- What is needed -
Return every line of the data below that includes the string "reproduction".

[Records contained in a dataset]
***
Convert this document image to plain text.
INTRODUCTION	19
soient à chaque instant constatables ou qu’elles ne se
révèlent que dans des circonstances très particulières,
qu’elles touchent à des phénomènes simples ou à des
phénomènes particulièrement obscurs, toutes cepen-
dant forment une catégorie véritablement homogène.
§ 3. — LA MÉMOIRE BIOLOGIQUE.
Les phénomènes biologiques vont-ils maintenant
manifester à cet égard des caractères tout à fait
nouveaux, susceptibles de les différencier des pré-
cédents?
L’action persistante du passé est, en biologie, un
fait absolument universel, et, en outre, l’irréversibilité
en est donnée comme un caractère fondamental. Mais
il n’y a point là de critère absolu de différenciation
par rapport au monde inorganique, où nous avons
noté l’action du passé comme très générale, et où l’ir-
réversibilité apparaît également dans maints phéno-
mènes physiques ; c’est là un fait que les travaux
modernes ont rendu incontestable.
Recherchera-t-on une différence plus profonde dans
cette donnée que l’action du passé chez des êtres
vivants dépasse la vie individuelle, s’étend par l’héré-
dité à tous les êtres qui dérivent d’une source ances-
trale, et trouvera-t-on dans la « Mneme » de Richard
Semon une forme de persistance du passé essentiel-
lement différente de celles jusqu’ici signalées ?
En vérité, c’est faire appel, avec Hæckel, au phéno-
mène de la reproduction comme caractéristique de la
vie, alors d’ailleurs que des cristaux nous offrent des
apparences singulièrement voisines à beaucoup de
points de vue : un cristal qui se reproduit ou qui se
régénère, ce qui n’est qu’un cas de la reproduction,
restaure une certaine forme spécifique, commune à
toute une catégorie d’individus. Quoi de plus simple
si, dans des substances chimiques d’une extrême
***
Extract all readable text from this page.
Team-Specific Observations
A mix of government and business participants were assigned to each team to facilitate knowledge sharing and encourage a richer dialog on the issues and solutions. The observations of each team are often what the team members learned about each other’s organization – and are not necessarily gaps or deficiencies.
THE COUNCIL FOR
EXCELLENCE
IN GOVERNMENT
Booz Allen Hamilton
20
***
- Answer to the problem -
mène de la reproduction comme caractéristique de la
régénère, ce qui n’est qu’un cas de la reproduction,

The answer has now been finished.